Stored data:
+===+
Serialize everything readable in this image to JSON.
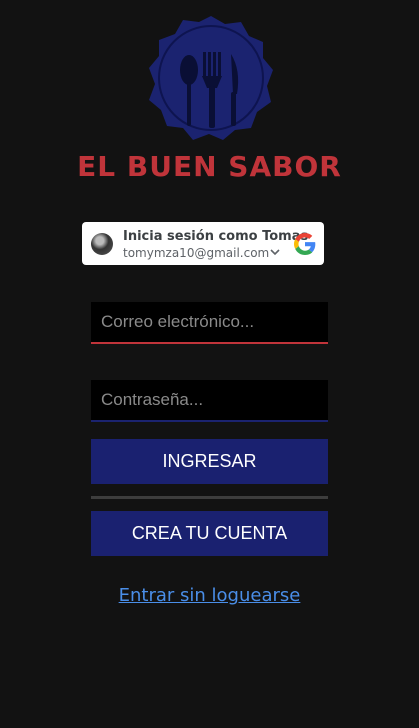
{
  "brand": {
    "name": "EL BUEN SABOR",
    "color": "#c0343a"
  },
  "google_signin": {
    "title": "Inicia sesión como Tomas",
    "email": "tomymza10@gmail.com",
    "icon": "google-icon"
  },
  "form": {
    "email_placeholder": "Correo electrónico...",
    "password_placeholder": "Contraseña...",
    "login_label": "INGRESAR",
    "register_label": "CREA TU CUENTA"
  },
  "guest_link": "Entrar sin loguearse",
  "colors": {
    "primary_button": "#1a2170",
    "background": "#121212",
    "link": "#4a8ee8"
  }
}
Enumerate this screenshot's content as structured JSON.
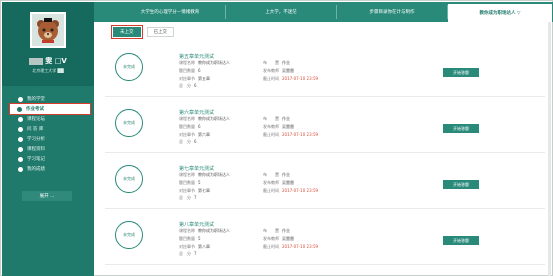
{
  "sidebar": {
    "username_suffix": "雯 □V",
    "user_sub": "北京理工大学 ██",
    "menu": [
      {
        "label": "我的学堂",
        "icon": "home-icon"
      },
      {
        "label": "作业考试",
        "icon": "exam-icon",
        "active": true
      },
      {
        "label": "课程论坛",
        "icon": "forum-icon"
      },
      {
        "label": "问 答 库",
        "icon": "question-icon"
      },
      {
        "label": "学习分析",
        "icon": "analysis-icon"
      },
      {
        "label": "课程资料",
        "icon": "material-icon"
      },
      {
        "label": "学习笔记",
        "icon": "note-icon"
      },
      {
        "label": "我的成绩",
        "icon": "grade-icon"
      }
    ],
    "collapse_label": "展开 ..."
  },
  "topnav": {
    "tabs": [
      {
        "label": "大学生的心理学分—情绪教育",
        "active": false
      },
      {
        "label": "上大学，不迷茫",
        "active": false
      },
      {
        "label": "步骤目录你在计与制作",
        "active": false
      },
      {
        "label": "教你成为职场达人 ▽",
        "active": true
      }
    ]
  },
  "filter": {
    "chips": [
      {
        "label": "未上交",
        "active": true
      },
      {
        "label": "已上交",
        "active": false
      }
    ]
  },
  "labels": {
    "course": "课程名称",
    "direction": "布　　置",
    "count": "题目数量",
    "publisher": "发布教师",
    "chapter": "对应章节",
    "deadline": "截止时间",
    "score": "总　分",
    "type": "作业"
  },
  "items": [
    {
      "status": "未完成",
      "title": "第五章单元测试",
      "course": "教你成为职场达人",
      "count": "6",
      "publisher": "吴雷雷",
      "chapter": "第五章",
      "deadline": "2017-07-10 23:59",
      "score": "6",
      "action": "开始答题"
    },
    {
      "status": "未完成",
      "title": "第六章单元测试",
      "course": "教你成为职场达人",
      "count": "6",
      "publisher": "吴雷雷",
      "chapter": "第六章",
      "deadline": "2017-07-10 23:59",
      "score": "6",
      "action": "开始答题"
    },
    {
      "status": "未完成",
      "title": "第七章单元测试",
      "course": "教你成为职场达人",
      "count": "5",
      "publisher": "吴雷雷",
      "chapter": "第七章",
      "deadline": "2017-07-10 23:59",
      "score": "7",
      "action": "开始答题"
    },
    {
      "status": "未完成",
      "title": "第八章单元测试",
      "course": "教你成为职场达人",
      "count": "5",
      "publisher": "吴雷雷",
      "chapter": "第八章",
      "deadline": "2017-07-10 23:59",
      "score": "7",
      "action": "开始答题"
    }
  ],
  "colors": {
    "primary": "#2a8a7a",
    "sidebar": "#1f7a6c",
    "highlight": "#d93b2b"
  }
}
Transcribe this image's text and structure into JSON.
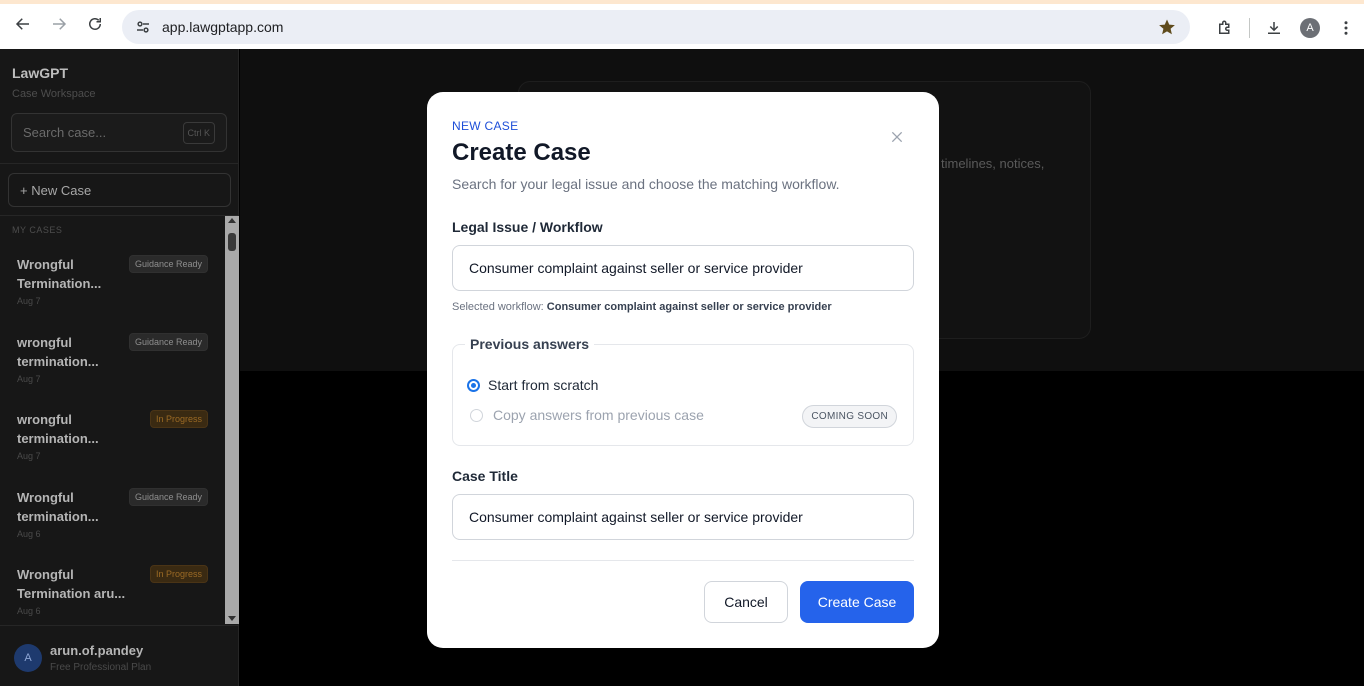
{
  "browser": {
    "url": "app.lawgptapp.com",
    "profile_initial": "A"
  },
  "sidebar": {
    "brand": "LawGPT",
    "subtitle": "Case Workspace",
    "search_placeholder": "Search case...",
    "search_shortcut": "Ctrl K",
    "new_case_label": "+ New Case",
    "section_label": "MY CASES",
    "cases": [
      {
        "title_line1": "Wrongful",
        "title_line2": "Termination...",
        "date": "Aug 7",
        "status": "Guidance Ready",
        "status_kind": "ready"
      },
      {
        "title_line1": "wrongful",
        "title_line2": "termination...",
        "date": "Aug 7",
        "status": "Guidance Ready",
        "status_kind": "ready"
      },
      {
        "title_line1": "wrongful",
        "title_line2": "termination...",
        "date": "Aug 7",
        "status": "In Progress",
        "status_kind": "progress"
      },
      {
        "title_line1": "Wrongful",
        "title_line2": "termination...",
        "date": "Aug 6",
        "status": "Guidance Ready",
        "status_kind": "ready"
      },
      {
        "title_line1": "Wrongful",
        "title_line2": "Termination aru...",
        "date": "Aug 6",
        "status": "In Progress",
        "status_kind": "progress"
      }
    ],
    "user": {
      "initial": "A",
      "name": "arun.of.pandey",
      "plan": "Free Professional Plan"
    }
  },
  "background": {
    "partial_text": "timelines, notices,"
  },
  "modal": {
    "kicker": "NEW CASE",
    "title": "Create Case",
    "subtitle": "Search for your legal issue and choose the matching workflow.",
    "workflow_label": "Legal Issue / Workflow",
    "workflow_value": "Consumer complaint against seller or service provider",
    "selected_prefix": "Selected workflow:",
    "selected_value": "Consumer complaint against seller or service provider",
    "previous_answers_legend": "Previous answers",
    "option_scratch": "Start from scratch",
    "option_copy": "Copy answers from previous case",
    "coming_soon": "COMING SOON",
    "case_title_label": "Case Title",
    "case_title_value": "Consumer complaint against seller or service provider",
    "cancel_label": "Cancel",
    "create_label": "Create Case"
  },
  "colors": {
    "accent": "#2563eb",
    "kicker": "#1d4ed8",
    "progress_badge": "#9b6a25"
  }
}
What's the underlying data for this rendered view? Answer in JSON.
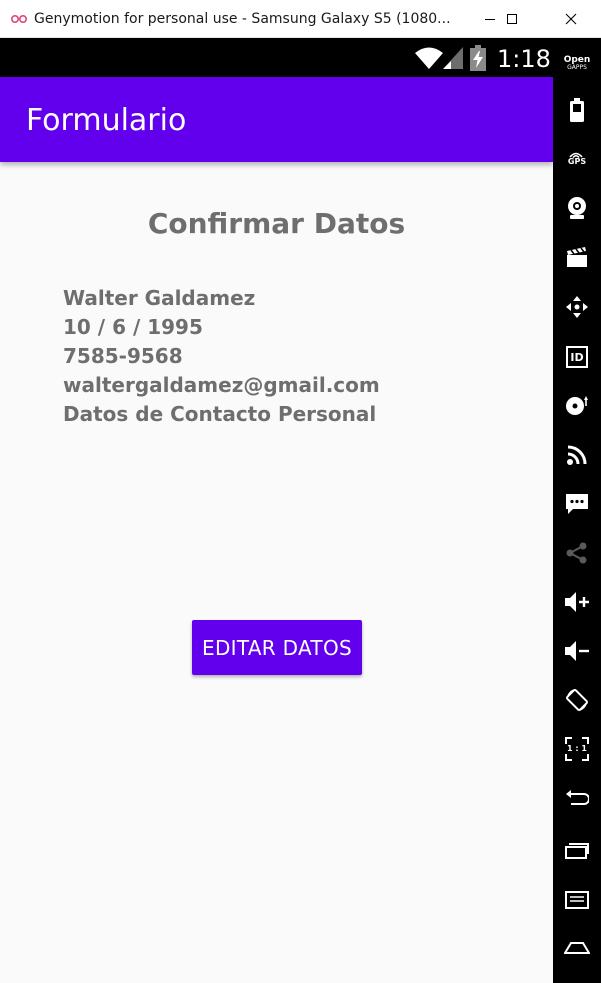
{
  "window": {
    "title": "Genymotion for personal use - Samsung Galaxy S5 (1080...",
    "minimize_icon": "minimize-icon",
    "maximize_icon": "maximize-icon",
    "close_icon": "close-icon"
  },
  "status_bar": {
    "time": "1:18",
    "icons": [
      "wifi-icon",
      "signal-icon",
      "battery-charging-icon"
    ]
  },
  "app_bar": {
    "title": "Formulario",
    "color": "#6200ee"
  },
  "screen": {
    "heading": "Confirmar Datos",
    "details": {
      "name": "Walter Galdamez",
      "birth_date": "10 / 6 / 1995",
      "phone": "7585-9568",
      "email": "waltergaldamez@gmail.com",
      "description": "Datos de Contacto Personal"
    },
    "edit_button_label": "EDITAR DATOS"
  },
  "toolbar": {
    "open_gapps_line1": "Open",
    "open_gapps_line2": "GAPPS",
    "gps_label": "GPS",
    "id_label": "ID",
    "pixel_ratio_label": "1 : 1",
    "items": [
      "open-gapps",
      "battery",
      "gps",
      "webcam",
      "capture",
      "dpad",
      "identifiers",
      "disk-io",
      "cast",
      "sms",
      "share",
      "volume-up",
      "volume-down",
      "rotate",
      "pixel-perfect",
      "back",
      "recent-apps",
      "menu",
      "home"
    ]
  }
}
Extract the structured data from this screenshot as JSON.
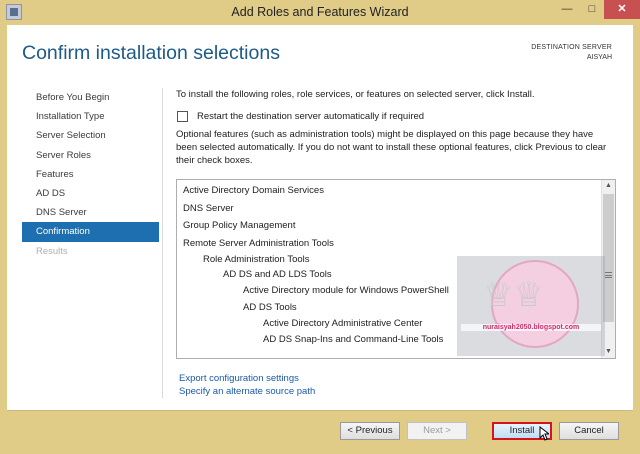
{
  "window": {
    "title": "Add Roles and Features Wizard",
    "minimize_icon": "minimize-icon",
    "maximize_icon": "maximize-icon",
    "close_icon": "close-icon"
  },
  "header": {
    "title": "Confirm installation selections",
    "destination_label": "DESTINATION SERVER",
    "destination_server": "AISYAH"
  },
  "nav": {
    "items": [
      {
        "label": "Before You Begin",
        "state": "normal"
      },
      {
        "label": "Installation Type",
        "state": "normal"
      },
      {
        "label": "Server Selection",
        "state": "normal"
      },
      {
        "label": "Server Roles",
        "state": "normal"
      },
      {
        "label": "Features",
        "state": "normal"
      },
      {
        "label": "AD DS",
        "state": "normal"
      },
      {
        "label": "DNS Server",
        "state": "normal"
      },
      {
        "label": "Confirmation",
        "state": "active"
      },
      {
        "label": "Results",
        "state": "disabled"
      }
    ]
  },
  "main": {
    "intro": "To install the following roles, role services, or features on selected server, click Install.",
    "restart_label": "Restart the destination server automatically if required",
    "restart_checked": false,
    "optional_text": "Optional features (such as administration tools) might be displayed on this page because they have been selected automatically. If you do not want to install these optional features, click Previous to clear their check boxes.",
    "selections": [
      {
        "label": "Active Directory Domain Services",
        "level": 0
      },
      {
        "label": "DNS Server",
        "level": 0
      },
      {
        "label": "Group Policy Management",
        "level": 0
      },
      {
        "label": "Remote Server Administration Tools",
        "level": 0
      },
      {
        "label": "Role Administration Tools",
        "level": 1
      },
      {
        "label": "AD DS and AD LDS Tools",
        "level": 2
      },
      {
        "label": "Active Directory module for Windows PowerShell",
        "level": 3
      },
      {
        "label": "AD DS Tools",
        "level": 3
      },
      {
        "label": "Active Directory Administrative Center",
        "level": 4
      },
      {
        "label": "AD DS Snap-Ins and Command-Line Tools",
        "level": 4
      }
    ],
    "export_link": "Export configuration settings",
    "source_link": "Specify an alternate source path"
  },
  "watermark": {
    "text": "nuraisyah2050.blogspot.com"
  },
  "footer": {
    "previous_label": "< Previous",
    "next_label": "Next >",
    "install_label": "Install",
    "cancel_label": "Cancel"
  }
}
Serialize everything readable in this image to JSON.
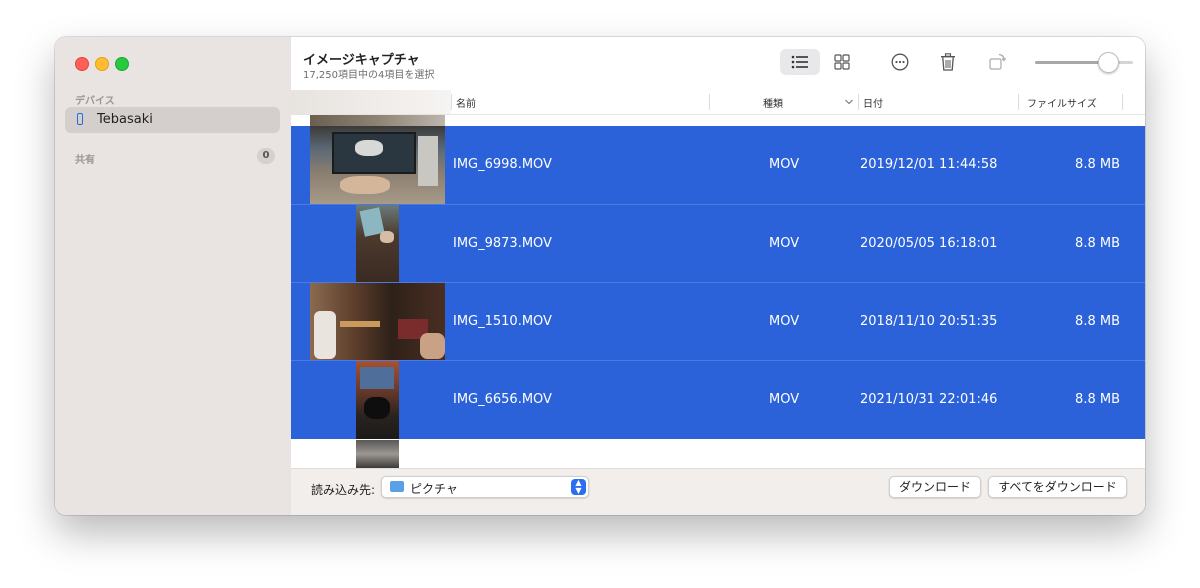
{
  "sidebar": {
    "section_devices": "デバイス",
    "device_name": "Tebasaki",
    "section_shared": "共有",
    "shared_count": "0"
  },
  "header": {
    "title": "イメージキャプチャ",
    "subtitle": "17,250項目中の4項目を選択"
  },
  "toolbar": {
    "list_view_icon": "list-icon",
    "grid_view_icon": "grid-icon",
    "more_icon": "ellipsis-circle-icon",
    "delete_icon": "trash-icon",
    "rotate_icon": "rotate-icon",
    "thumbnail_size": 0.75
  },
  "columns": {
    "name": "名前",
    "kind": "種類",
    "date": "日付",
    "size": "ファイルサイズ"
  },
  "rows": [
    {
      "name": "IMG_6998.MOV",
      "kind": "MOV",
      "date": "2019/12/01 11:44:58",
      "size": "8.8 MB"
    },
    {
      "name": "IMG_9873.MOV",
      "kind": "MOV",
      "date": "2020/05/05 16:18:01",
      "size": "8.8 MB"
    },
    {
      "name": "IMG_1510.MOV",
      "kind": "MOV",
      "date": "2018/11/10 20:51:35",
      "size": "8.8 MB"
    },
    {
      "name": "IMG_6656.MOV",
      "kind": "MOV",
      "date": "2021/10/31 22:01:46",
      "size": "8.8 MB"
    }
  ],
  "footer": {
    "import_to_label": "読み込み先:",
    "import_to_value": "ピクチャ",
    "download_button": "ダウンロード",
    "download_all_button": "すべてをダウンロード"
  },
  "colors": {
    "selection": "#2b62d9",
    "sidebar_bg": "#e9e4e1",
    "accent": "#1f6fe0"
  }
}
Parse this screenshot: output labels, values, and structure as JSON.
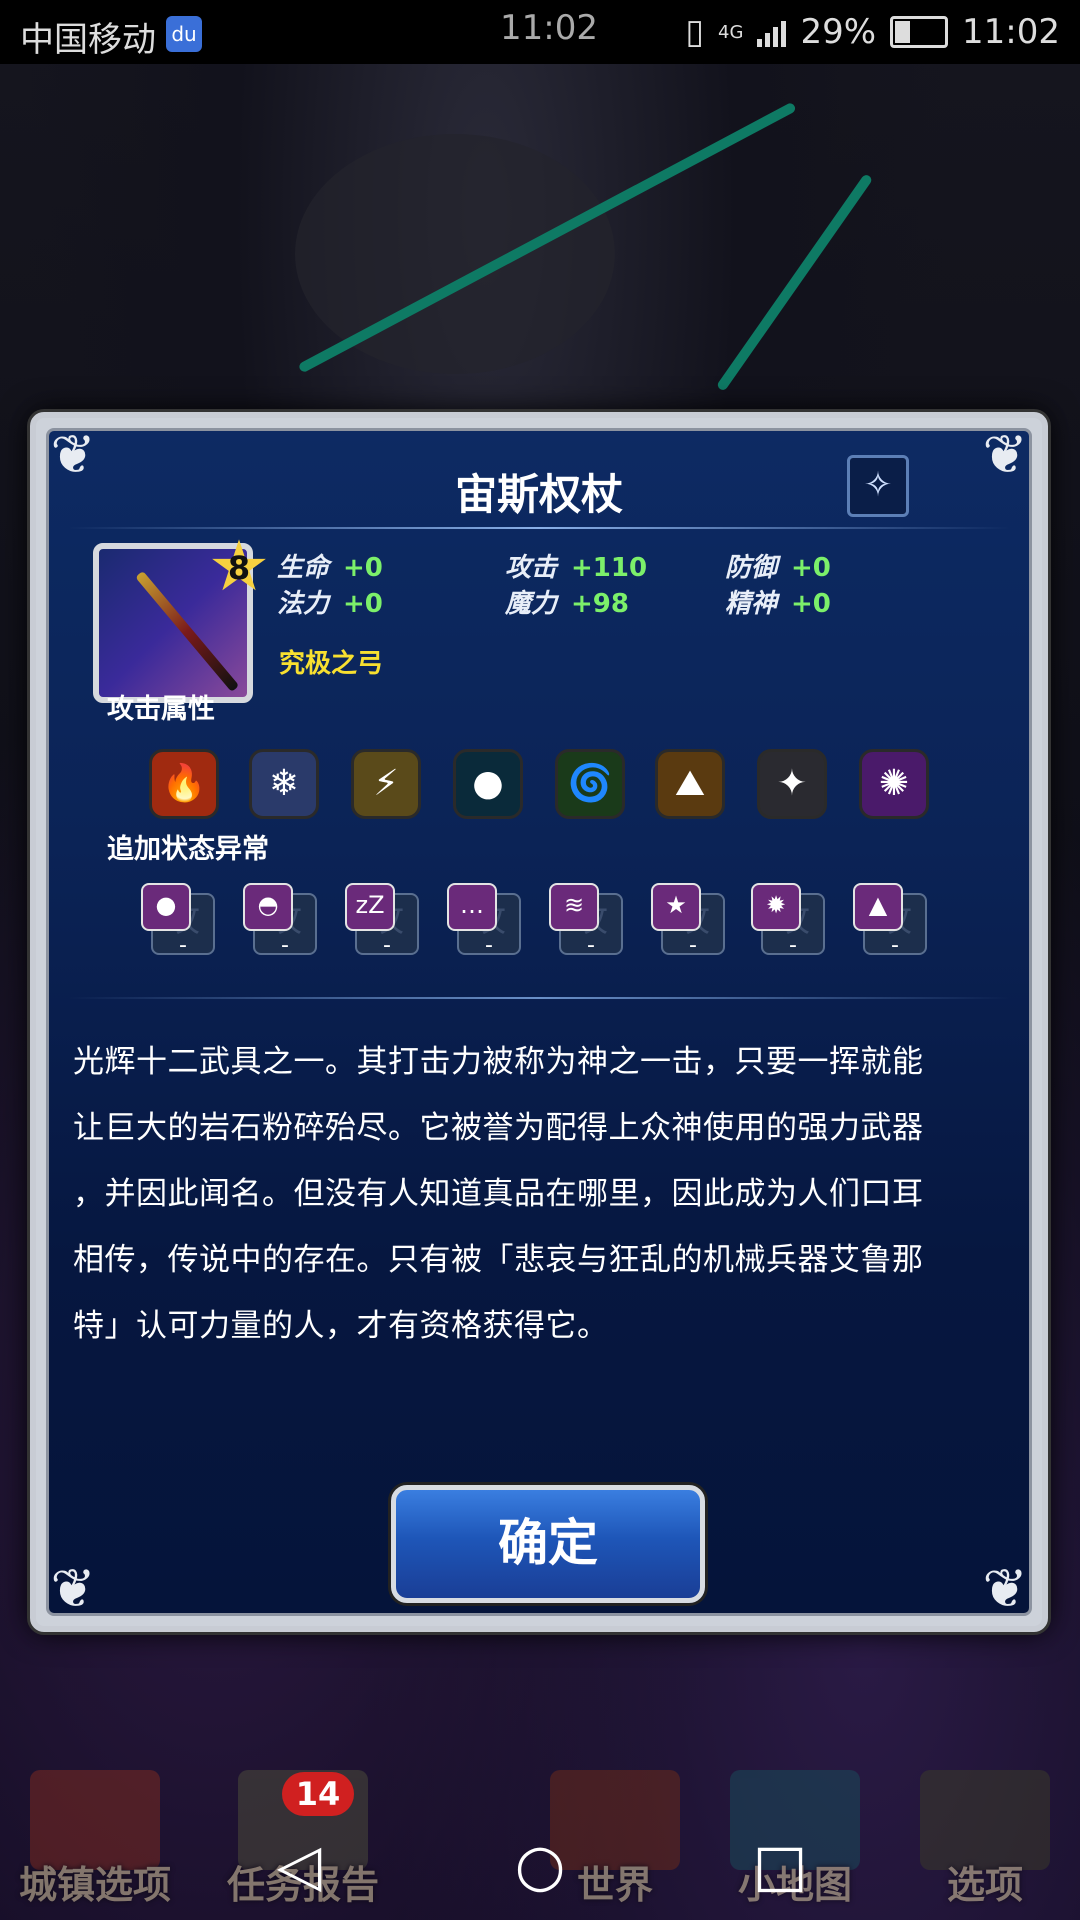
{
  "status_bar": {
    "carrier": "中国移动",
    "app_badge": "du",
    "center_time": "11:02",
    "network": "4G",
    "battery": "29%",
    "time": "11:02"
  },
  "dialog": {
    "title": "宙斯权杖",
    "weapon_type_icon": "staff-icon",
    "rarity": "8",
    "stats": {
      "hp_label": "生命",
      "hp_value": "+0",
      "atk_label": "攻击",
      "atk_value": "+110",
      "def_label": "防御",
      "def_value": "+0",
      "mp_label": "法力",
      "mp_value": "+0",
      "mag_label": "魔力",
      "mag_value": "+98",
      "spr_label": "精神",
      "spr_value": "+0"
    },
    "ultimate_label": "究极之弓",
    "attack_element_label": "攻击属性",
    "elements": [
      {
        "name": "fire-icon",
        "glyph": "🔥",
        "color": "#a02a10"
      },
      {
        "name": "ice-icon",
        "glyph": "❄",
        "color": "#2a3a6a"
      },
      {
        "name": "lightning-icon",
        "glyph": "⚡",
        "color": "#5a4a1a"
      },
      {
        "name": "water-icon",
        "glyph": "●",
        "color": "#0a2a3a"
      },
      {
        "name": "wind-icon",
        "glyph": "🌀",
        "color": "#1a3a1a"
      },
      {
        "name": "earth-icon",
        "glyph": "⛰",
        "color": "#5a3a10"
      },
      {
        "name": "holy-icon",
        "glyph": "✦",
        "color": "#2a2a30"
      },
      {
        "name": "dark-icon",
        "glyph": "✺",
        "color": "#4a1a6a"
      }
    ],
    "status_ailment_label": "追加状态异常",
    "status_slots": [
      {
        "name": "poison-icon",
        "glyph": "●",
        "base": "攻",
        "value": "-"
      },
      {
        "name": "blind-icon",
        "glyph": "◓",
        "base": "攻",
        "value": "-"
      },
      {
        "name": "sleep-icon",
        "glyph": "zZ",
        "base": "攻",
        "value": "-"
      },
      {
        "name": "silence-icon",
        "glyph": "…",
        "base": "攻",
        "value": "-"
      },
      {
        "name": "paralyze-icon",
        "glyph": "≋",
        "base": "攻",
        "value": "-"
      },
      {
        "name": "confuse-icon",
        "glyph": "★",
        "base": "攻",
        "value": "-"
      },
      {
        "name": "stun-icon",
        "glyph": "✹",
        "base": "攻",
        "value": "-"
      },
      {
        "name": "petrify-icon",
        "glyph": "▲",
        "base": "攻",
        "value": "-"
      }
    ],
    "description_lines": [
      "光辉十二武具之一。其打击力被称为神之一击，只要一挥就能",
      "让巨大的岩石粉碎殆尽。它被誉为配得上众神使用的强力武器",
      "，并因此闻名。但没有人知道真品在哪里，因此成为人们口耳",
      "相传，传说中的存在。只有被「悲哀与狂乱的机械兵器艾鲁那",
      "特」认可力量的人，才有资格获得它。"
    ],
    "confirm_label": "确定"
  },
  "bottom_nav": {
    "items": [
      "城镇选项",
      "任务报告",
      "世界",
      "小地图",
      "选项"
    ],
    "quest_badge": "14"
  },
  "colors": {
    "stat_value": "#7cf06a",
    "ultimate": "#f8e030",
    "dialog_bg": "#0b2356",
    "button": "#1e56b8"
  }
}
+===+
Goal: From the listing, copy each line containing the word "Consumer".

Full answer:
    "workflow_value": "Consumer complaint against seller or service provider",
    "selected_value": "Consumer complaint against seller or service provider",
    "case_title_value": "Consumer complaint against seller or service provider",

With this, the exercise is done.